━━━━━ Supplied text ━━━━━
Details
- Promotion: All Star Pro Wrestling
- Date established: 1981
- Date retired: 1984

Statistics
- First champions: Steve Rickard and Mark Lewin

= NWA Australasian Tag Team Championship =

Professional wrestling tag team championship

The New Zealand version of the NWA Austra-Asian Tag Team Championship was a professional wrestling tag team championship defended in the National Wrestling Alliance-affiliated All Star Pro Wrestling from 1981 to 1984. The titles were awarded to Steve Rickard and Mark Lewin on October 8, 1981, and were last held by Mark and Chris Youngblood in late-1984 before the titles were retired. There were 7 officially recognized teams and 16 individual champions in the titles 3-year history.
━━━━━ Provided information ━━━━━
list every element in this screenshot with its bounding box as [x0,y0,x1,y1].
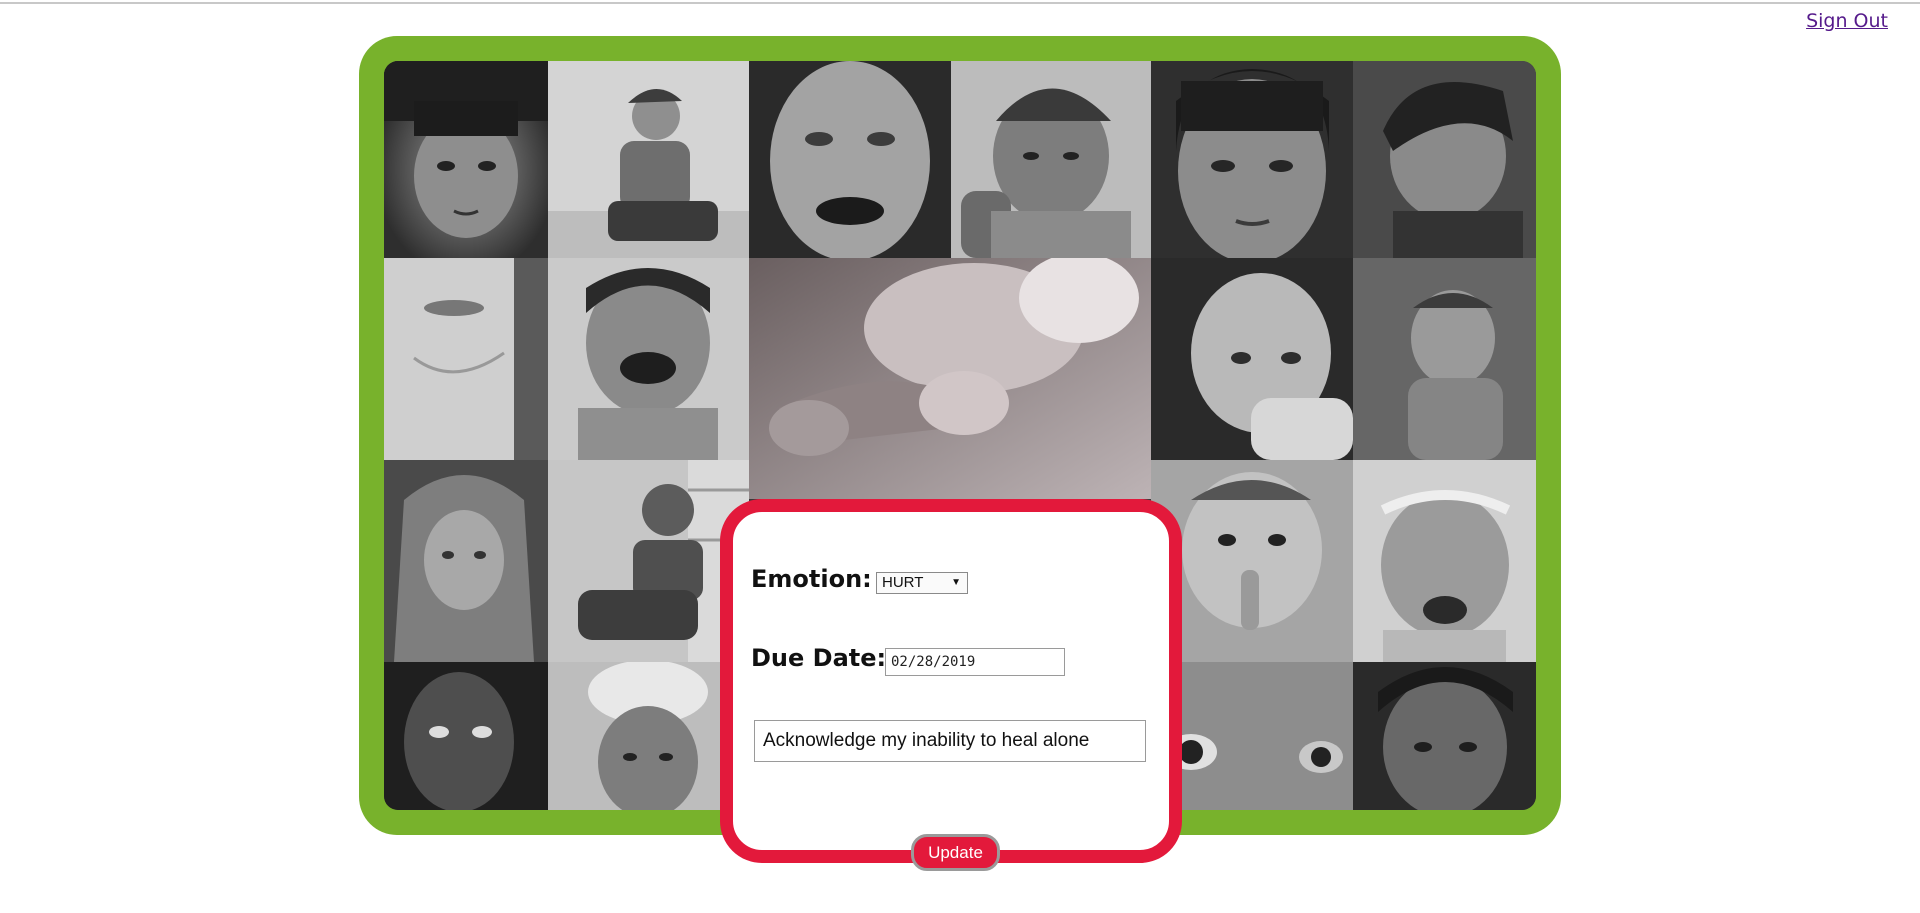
collage-photo [1353,258,1536,460]
collage-photo [749,258,1151,499]
top-divider [0,2,1920,4]
collage-photo [951,61,1151,258]
collage-photo [1353,662,1536,810]
collage-photo [1353,61,1536,258]
collage-photo [548,258,749,460]
chevron-down-icon: ▼ [951,577,961,588]
collage-photo [384,460,548,662]
collage-photo [548,662,749,810]
sign-out-link[interactable]: Sign Out [1806,10,1888,32]
collage-photo [384,61,548,258]
update-button[interactable]: Update [911,834,1000,871]
collage-photo [384,662,548,810]
due-date-label: Due Date: [751,644,887,672]
collage-photo [384,258,548,460]
collage-photo [1151,258,1353,460]
description-input[interactable]: Acknowledge my inability to heal alone [754,720,1146,762]
emotion-select-value: HURT [882,574,924,591]
collage-photo [548,460,749,662]
collage-photo [1151,61,1353,258]
collage-photo [749,61,951,258]
emotion-label: Emotion: [751,565,872,593]
collage-photo [548,61,749,258]
due-date-input[interactable]: 02/28/2019 [885,648,1065,676]
emotion-select[interactable]: HURT ▼ [876,572,968,594]
emotion-update-panel: Emotion: HURT ▼ Due Date: 02/28/2019 Ack… [720,499,1182,863]
collage-photo [1353,460,1536,662]
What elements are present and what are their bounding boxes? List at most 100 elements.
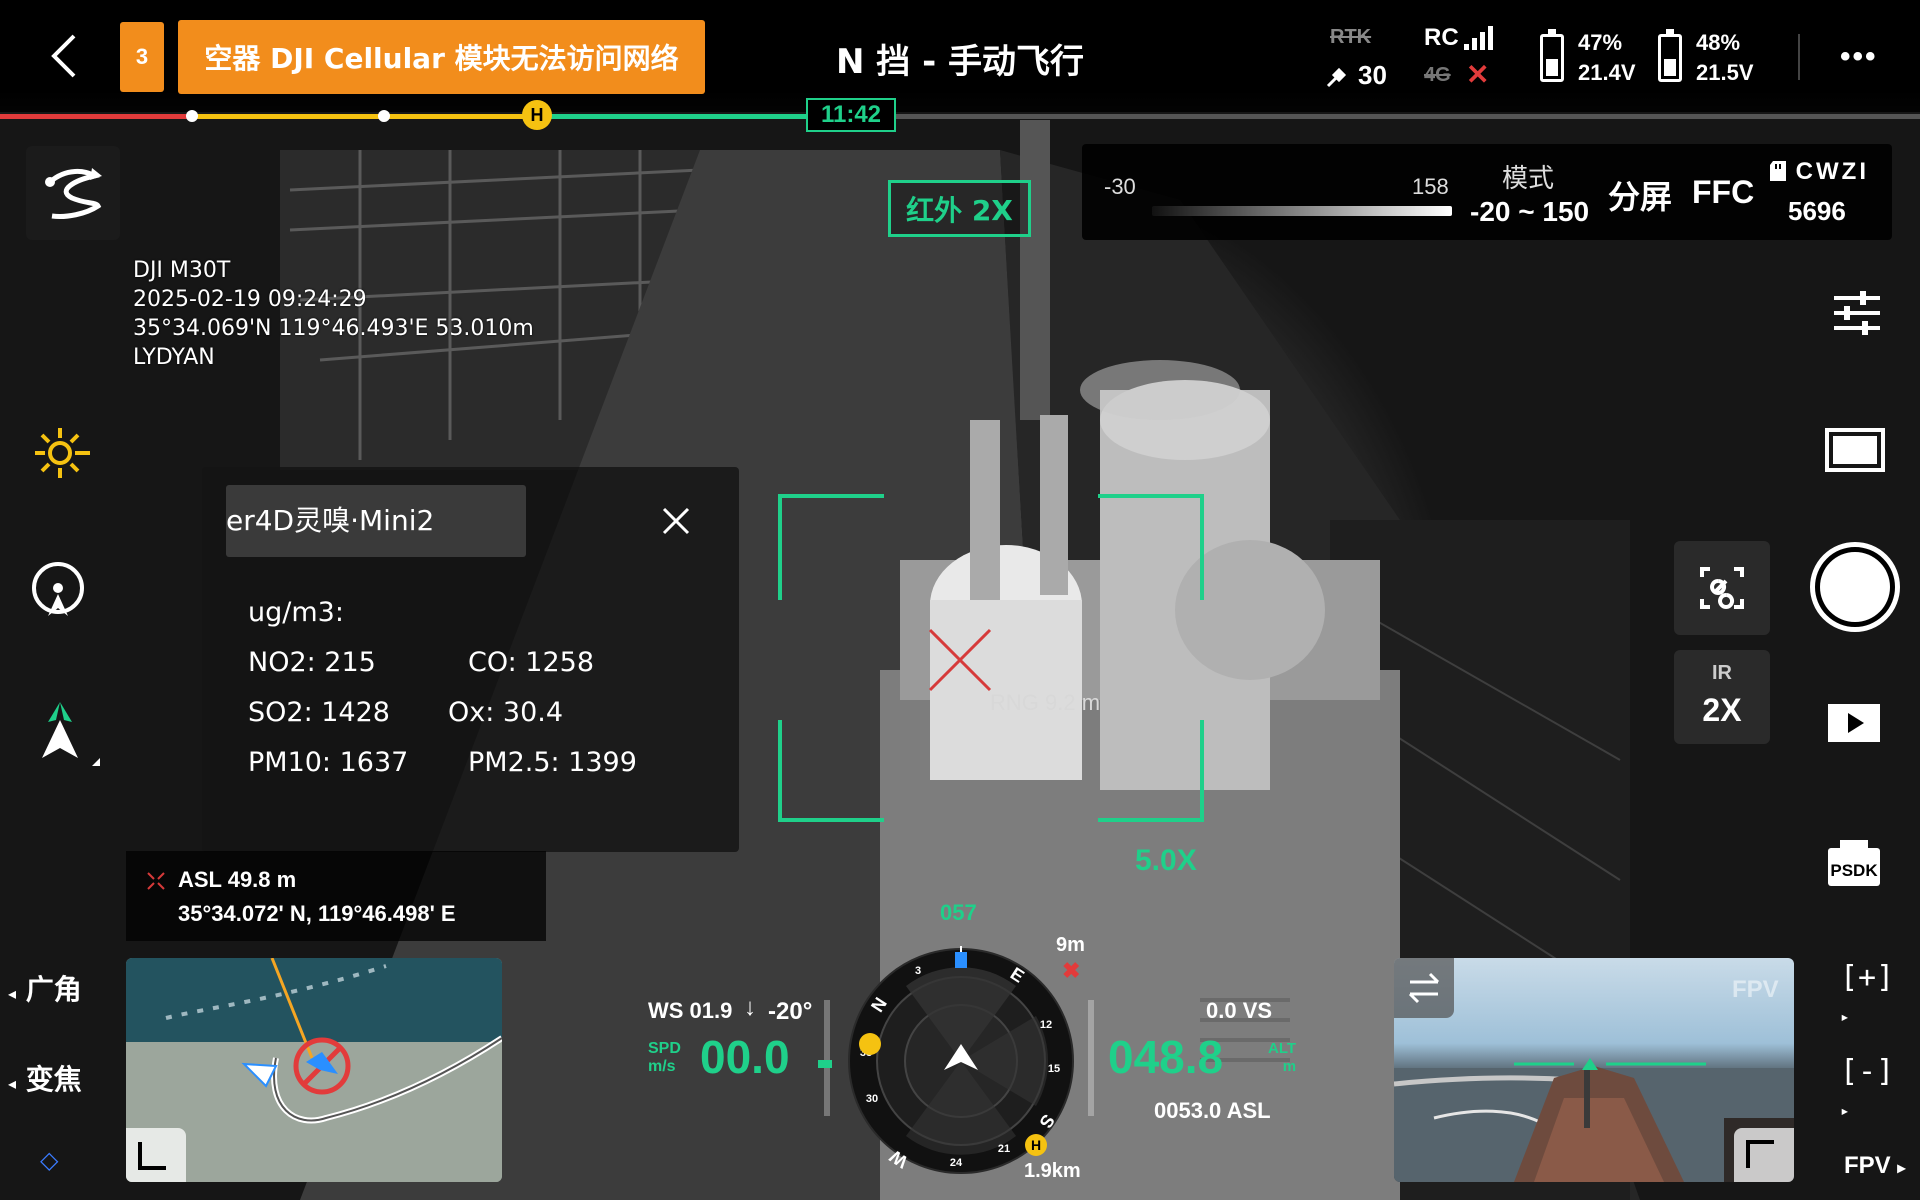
screen-icon	[1825, 428, 1885, 472]
heading-value: 057	[940, 900, 977, 925]
reading-pm25: PM2.5: 1399	[468, 747, 637, 778]
ir-zoom-button[interactable]: IR 2X	[1674, 650, 1770, 744]
pipe-2	[1040, 415, 1068, 595]
satellite-count: 30	[1358, 60, 1387, 90]
aircraft-mode-button[interactable]	[26, 690, 120, 784]
rtk-status-label[interactable]: RTK	[1330, 26, 1371, 49]
asl-altitude: 0053.0 ASL	[1154, 1098, 1271, 1123]
battery-2-voltage: 21.5V	[1696, 60, 1754, 85]
battery-1-voltage: 21.4V	[1578, 60, 1636, 85]
compass-tick-15: 15	[1048, 1063, 1060, 1075]
palette-mode-range[interactable]: -20 ~ 150	[1470, 196, 1589, 228]
storage-label[interactable]: CWZI	[1770, 158, 1869, 186]
compass-tick-30: 30	[866, 1093, 878, 1105]
ir-zoom-value: 2X	[1702, 692, 1742, 728]
close-button[interactable]	[654, 499, 698, 543]
speed-scale	[824, 1000, 830, 1116]
fpv-watermark: FPV	[1732, 976, 1779, 1003]
sensor-name[interactable]: er4D灵嗅·Mini2	[226, 485, 526, 557]
psdk-button[interactable]: PSDK	[1826, 838, 1882, 888]
signal-bars-icon	[1464, 26, 1493, 50]
ir-zoom-label: IR	[1712, 662, 1732, 684]
minimap[interactable]	[126, 958, 502, 1182]
target-track-icon	[1700, 567, 1744, 609]
compass-tick-24: 24	[950, 1157, 963, 1169]
ar-zoom-label: 5.0X	[1135, 844, 1197, 877]
storage-label-text: CWZI	[1795, 158, 1869, 185]
thermal-settings-panel: -30 158 模式 -20 ~ 150 分屏 FFC CWZI 5696	[1082, 144, 1892, 240]
playback-button[interactable]	[1826, 700, 1882, 746]
minimap-expand-button[interactable]	[126, 1128, 186, 1182]
gas-sensor-panel: er4D灵嗅·Mini2 ug/m3: NO2: 215 CO: 1258 SO…	[202, 467, 739, 852]
timeline-critical-segment	[0, 114, 190, 119]
speed-unit: m/s	[648, 1058, 676, 1075]
rc-signal-label[interactable]: RC	[1424, 24, 1459, 52]
sd-card-icon	[1770, 161, 1786, 181]
home-distance: 1.9km	[1024, 1160, 1081, 1182]
osd-datetime: 2025-02-19 09:24:29	[133, 287, 367, 312]
battery-2-percent: 48%	[1696, 30, 1741, 55]
timeline-marker	[378, 110, 390, 122]
target-asl: ASL 49.8 m	[178, 867, 297, 892]
wide-lens-label: 广角	[25, 973, 82, 1006]
osd-position: 35°34.069'N 119°46.493'E 53.010m	[133, 316, 534, 341]
more-menu-button[interactable]: •••	[1840, 40, 1878, 74]
ir-zoom-badge[interactable]: 红外 2X	[888, 180, 1031, 237]
network-warning-banner[interactable]: 空器 DJI Cellular 模块无法访问网络	[178, 20, 705, 94]
home-marker-icon: H	[522, 100, 552, 130]
smoke	[1080, 360, 1240, 420]
chevron-left-icon	[51, 34, 76, 78]
smart-track-button[interactable]	[1674, 541, 1770, 635]
cellular-4g-label: 4G	[1424, 64, 1451, 86]
back-button[interactable]	[40, 30, 88, 82]
compass-tick-21: 21	[998, 1143, 1010, 1155]
timeline-track	[896, 114, 1920, 119]
altitude-value: 048.8	[1108, 1031, 1224, 1083]
speed-label: SPD	[648, 1040, 681, 1057]
timeline-marker	[186, 110, 198, 122]
aircraft-arrow-icon	[42, 702, 100, 766]
fpv-toggle-button[interactable]: FPV ▸	[1844, 1152, 1905, 1180]
flight-mode-label[interactable]: N 挡 - 手动飞行	[760, 34, 1160, 83]
remaining-flight-time: 11:42	[806, 98, 896, 132]
palette-mode-label[interactable]: 模式	[1502, 158, 1554, 195]
altitude-unit: m	[1282, 1058, 1297, 1075]
wind-direction-arrow-icon: ↓	[744, 994, 756, 1021]
swap-arrows-icon	[1408, 972, 1440, 1004]
flight-route-button[interactable]	[26, 146, 120, 240]
target-location-strip: ASL 49.8 m 35°34.072' N, 119°46.498' E	[126, 851, 546, 941]
altitude-label: ALT	[1268, 1040, 1297, 1057]
temp-max: 158	[1412, 174, 1449, 199]
exposure-settings-button[interactable]	[26, 406, 120, 500]
display-mode-button[interactable]	[1824, 426, 1886, 474]
zoom-lens-button[interactable]: ◂ 变焦	[8, 1058, 82, 1098]
drone-model: DJI M30T	[133, 258, 231, 283]
fpv-toggle-label: FPV	[1844, 1152, 1891, 1179]
close-icon	[662, 507, 690, 535]
wide-lens-button[interactable]: ◂ 广角	[8, 968, 82, 1008]
zoom-in-label: [+]	[1840, 960, 1895, 995]
zoom-out-button[interactable]: [-] ▸	[1840, 1054, 1920, 1124]
timeline-low-segment	[190, 114, 535, 119]
ffc-button[interactable]: FFC	[1692, 174, 1754, 211]
poi-button[interactable]	[26, 540, 120, 634]
shutter-button[interactable]	[1810, 542, 1900, 632]
compass-tick-3: 3	[915, 965, 921, 977]
temperature-gradient-bar[interactable]	[1152, 206, 1452, 216]
mast	[1020, 120, 1050, 420]
zoom-in-button[interactable]: [+] ▸	[1840, 960, 1920, 1030]
reading-pm10: PM10: 1637	[248, 747, 409, 778]
reading-ox: Ox: 30.4	[448, 697, 564, 728]
osd-operator: LYDYAN	[133, 345, 215, 370]
fpv-expand-button[interactable]	[1734, 1128, 1794, 1182]
expand-corner-icon	[138, 1142, 166, 1170]
camera-settings-button[interactable]	[1830, 286, 1884, 340]
split-screen-button[interactable]: 分屏	[1608, 172, 1672, 218]
sensor-name-text: er4D灵嗅·Mini2	[226, 504, 435, 537]
wind-speed: WS 01.9	[648, 998, 733, 1023]
swap-view-button[interactable]	[1394, 958, 1454, 1018]
cellular-disconnected-icon: ✕	[1466, 59, 1490, 90]
lens-extra-icon[interactable]: ◇	[40, 1146, 58, 1174]
notification-count-badge[interactable]: 3	[120, 22, 164, 92]
reading-co: CO: 1258	[468, 647, 595, 678]
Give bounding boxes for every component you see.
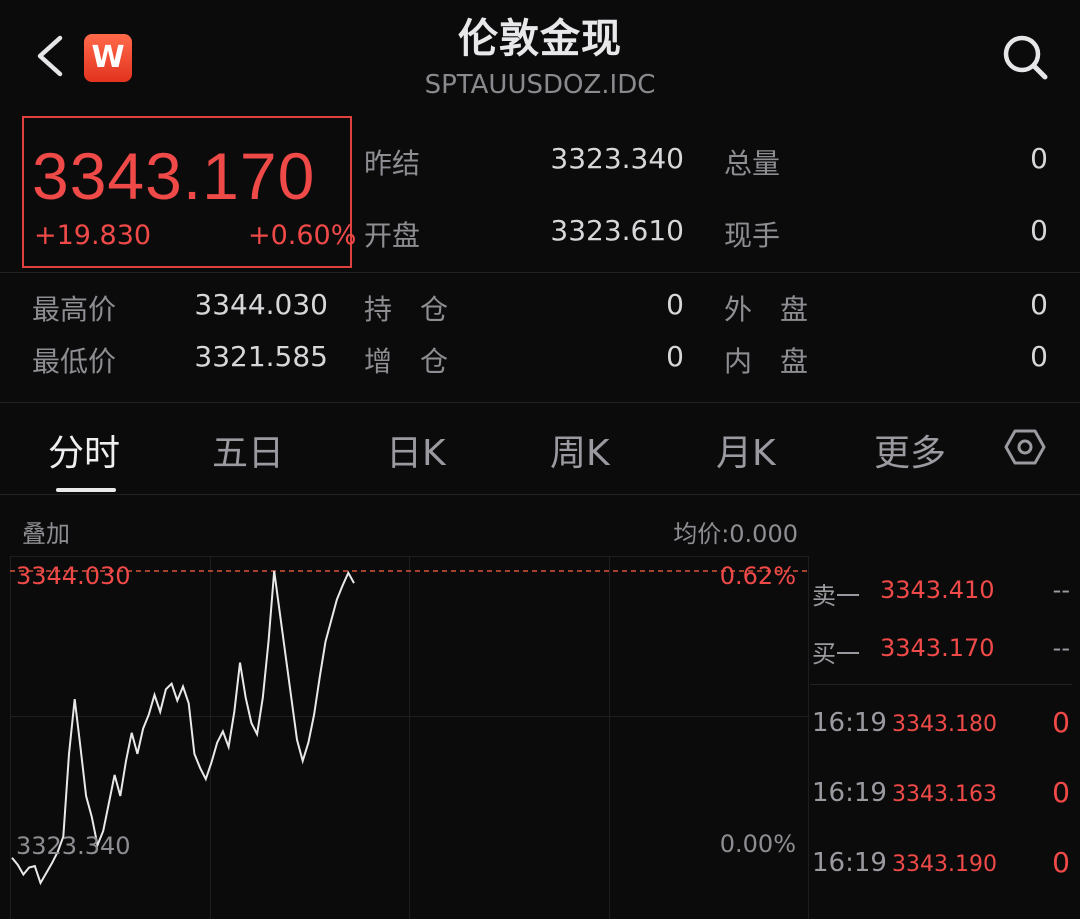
bid-1-label: 买一 [812, 640, 860, 668]
divider [810, 684, 1072, 685]
chart-base-percent-label: 0.00% [719, 830, 796, 858]
tick-time: 16:19 [812, 778, 887, 808]
ask-1-price: 3343.410 [880, 576, 995, 604]
bid-1-price: 3343.170 [880, 634, 995, 662]
bid-1-qty: -- [1052, 634, 1070, 662]
tick-time: 16:19 [812, 708, 887, 738]
ask-1-qty: -- [1052, 576, 1070, 604]
tick-price: 3343.180 [892, 712, 997, 737]
chart-top-percent-label: 0.62% [719, 562, 796, 590]
chart-top-price-label: 3344.030 [16, 562, 131, 590]
tick-qty: 0 [1052, 846, 1070, 879]
chart-base-price-label: 3323.340 [16, 832, 131, 860]
tick-price: 3343.190 [892, 852, 997, 877]
tick-time: 16:19 [812, 848, 887, 878]
tick-price: 3343.163 [892, 782, 997, 807]
ask-1-label: 卖一 [812, 582, 860, 610]
tick-qty: 0 [1052, 706, 1070, 739]
tick-qty: 0 [1052, 776, 1070, 809]
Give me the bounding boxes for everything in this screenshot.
━━━━━
**Work instructions**
**A.** Name every wrestler the championship text mentions by name.
**B.** In the entries, write out the stretch from the line containing "bid-1-label: 买一 [812, 640, 860, 668]" through the line containing "ask-1-qty: -- [1052, 576, 1070, 604]" without changing anything, including both of those lines.

**In response**
**A.** Steve Rickard, Mark Lewin, Mark Youngblood, Chris Youngblood

**B.**
bid-1-label: 买一 [812, 640, 860, 668]
divider [810, 684, 1072, 685]
chart-base-percent-label: 0.00% [719, 830, 796, 858]
tick-time: 16:19 [812, 778, 887, 808]
ask-1-price: 3343.410 [880, 576, 995, 604]
bid-1-price: 3343.170 [880, 634, 995, 662]
bid-1-qty: -- [1052, 634, 1070, 662]
tick-time: 16:19 [812, 708, 887, 738]
ask-1-qty: -- [1052, 576, 1070, 604]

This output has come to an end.